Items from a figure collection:
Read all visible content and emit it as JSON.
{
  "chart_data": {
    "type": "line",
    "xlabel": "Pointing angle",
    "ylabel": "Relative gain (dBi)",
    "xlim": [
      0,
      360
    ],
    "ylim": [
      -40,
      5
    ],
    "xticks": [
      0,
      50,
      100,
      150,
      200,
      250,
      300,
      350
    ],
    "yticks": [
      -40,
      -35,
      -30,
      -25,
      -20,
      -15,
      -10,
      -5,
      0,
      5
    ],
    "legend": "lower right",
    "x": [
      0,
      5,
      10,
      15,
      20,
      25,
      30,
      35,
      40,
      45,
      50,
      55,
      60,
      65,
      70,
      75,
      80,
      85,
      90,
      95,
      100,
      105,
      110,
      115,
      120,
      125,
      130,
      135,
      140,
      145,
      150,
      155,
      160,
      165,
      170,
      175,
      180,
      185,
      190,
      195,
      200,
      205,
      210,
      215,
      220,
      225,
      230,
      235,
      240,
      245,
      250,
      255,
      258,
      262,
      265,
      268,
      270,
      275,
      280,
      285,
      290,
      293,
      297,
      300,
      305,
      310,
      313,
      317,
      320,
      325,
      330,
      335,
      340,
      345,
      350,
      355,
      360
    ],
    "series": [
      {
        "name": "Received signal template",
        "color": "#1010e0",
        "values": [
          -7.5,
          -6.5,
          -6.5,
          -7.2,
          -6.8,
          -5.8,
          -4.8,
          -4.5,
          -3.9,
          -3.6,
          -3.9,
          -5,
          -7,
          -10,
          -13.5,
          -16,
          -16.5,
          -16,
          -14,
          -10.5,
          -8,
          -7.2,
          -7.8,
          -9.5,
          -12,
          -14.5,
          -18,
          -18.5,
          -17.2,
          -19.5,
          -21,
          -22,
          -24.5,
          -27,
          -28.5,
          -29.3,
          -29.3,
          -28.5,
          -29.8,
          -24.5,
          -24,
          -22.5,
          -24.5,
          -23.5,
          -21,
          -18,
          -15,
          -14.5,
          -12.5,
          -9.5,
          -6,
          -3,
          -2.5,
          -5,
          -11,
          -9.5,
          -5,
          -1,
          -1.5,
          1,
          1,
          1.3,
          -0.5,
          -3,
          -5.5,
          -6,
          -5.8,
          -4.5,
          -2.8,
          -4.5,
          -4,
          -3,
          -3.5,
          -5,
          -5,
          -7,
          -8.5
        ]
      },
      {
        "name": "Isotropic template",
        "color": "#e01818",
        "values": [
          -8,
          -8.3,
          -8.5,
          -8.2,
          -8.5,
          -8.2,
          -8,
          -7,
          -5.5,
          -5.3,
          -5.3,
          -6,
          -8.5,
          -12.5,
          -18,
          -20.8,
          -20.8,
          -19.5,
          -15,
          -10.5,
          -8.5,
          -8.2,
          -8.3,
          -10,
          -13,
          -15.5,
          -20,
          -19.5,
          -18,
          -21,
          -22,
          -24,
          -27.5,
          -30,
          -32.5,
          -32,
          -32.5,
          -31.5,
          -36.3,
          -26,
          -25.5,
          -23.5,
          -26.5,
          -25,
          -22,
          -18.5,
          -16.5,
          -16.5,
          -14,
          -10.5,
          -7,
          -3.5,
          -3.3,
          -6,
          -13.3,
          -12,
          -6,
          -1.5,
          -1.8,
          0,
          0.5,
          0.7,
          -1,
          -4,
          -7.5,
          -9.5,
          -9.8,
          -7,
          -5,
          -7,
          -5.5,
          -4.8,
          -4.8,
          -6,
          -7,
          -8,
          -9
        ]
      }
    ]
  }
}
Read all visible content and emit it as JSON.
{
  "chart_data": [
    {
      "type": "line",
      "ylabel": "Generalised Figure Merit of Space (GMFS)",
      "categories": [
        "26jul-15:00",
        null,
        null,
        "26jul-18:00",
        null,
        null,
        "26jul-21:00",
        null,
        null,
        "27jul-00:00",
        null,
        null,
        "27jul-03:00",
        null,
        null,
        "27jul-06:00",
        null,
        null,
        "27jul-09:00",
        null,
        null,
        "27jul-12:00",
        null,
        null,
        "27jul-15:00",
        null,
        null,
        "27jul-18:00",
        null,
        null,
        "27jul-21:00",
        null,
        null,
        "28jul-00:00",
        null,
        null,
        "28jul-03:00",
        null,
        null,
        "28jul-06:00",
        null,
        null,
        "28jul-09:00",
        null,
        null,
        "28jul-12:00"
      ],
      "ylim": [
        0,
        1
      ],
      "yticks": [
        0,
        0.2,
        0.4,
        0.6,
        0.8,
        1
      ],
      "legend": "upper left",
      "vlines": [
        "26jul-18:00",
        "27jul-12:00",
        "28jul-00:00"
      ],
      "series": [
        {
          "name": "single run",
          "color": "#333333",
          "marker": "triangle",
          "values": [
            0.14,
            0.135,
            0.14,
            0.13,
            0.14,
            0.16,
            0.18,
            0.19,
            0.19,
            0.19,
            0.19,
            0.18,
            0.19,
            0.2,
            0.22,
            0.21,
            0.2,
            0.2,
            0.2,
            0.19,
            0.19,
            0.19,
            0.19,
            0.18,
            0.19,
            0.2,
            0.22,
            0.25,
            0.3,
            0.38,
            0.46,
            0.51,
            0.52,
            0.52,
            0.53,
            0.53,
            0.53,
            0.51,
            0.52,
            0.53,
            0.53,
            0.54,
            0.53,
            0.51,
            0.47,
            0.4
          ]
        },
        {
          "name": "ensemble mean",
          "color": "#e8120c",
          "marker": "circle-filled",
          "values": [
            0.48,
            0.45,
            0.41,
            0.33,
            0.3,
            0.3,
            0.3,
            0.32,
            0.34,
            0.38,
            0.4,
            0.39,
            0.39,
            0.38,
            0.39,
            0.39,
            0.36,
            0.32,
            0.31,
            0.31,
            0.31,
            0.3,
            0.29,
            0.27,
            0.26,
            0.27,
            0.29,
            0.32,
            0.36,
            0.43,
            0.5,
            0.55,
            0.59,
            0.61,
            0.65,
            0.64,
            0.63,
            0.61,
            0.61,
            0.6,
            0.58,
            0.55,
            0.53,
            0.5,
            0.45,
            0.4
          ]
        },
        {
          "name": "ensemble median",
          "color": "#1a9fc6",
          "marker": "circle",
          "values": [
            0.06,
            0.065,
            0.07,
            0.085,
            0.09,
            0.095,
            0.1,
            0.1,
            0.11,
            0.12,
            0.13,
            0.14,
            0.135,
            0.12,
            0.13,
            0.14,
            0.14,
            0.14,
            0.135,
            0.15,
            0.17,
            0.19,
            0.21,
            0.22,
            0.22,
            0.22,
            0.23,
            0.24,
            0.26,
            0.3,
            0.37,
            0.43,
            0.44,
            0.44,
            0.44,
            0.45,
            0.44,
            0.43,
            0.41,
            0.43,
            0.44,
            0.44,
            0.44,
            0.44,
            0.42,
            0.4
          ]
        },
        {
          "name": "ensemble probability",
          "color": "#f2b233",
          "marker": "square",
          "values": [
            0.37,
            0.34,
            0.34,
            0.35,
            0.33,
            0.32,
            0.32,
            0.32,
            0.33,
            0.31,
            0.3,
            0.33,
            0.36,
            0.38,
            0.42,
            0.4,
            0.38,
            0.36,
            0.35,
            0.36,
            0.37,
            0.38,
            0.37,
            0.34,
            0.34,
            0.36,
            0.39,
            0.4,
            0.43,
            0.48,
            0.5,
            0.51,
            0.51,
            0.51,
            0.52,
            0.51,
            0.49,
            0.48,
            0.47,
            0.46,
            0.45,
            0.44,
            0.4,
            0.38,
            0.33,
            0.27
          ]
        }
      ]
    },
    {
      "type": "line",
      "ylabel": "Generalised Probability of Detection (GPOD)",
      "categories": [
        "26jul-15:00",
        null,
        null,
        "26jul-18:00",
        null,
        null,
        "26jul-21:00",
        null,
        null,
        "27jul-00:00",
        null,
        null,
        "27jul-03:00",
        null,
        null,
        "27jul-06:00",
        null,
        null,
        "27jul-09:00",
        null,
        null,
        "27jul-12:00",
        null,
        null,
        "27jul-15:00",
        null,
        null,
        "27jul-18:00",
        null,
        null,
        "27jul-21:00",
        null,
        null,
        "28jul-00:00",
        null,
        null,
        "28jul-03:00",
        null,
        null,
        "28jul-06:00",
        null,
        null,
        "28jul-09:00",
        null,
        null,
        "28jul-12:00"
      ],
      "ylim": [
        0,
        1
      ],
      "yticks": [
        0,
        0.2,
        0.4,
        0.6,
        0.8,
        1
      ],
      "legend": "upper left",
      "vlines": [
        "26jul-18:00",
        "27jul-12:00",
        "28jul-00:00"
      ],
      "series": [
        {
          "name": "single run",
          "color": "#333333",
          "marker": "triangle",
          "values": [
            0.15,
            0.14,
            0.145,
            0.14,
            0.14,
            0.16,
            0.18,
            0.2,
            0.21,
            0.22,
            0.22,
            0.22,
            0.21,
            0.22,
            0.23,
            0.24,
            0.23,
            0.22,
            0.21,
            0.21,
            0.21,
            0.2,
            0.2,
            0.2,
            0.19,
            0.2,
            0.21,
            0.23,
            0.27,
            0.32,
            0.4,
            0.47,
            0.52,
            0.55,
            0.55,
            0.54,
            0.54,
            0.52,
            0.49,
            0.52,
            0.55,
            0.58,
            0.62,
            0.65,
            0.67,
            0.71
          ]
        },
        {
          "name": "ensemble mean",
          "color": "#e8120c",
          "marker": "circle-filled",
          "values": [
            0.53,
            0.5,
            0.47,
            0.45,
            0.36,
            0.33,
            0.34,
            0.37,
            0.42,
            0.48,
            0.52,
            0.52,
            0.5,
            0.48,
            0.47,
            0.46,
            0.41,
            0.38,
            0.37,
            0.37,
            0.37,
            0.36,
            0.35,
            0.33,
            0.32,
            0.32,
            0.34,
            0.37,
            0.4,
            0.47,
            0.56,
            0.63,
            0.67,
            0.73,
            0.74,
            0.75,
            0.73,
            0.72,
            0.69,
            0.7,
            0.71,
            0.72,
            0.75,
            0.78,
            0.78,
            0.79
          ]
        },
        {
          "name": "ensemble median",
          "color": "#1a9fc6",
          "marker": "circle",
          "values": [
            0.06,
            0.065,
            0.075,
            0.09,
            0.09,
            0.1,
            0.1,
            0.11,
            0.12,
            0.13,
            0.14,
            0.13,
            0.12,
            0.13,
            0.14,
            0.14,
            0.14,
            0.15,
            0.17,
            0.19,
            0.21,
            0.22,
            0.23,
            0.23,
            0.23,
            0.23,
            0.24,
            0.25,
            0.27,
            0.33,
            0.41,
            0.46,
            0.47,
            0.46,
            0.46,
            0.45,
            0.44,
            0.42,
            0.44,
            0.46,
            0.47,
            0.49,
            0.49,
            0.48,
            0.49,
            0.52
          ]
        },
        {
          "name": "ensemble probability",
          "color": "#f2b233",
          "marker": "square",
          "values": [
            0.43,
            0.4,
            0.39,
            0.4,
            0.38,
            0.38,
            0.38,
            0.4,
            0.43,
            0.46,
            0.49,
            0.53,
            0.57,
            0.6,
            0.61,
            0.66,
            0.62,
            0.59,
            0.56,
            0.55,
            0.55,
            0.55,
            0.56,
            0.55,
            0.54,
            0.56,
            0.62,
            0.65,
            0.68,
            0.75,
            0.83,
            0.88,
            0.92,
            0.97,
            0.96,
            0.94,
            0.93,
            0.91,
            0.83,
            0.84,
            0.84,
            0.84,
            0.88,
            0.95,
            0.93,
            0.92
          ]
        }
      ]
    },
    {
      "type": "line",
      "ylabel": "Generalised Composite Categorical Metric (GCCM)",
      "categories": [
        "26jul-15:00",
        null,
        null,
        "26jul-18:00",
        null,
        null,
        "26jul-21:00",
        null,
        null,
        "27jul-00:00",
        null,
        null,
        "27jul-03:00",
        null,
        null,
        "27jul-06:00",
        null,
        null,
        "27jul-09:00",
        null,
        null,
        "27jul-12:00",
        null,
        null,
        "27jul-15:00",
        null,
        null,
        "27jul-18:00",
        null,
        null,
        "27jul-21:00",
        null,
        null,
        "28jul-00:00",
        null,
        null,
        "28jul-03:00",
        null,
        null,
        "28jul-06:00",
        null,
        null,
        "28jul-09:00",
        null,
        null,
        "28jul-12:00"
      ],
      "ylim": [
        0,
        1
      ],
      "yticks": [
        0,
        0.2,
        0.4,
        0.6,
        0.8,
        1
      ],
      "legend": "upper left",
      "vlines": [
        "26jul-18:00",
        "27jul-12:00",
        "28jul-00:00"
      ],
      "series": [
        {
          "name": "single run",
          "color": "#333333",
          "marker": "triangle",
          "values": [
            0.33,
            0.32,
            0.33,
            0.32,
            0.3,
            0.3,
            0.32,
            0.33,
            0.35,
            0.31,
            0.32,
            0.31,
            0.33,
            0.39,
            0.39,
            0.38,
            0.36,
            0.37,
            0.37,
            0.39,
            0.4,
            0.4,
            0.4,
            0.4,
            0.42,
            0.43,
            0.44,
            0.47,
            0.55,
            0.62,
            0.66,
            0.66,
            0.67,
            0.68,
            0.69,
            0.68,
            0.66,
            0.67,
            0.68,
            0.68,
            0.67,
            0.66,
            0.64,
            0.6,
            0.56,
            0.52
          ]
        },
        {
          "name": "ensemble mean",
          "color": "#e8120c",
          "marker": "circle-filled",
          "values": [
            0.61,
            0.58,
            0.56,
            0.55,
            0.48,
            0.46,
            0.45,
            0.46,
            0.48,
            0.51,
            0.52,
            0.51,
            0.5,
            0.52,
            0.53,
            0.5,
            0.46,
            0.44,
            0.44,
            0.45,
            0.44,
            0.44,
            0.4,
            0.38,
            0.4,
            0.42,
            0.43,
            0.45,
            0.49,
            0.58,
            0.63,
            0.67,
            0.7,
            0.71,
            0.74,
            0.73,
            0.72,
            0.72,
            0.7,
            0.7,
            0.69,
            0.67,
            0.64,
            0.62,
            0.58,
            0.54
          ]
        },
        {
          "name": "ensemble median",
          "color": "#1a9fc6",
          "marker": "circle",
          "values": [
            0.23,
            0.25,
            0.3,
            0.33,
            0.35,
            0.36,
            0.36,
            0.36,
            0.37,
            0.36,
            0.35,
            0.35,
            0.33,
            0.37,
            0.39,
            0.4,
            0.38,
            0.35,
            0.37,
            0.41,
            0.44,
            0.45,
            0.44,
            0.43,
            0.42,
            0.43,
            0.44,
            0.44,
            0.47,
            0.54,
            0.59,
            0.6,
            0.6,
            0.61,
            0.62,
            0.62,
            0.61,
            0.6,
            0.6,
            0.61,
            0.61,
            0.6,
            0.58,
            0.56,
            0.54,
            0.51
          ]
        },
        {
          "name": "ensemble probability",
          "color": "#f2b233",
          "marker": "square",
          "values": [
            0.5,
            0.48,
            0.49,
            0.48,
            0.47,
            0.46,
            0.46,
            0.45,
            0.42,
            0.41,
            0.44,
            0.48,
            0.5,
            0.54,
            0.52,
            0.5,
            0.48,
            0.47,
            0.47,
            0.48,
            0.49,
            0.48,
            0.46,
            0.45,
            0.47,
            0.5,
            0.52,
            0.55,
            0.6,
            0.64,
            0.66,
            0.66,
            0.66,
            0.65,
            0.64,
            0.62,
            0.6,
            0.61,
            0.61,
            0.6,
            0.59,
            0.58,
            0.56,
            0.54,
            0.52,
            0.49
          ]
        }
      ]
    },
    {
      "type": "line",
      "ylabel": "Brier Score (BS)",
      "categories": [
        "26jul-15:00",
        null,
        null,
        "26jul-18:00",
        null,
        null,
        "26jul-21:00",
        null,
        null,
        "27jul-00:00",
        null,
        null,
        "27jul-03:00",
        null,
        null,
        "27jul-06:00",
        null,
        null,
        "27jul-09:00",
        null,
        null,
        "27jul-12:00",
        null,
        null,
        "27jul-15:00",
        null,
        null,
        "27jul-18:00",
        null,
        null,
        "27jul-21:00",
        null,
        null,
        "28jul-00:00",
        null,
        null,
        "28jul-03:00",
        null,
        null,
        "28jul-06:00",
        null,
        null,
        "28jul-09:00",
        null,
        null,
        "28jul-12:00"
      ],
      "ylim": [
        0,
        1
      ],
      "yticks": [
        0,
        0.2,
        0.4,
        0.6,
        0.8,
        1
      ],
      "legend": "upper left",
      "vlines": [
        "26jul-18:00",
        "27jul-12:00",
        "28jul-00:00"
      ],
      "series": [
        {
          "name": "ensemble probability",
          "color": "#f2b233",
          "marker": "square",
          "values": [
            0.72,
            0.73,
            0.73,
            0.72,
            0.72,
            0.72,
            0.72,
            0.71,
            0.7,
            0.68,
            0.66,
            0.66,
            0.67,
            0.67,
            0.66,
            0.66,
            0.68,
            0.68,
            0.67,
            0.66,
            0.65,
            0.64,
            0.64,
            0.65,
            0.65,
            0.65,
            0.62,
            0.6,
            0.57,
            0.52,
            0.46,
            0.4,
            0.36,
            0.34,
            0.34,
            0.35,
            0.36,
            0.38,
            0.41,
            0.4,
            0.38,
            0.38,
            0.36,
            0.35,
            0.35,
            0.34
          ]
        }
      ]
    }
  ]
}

● Directions:
Your answer should be a single number: the count of lines in the listing that contain the word "ylabel".

● Task solution:
5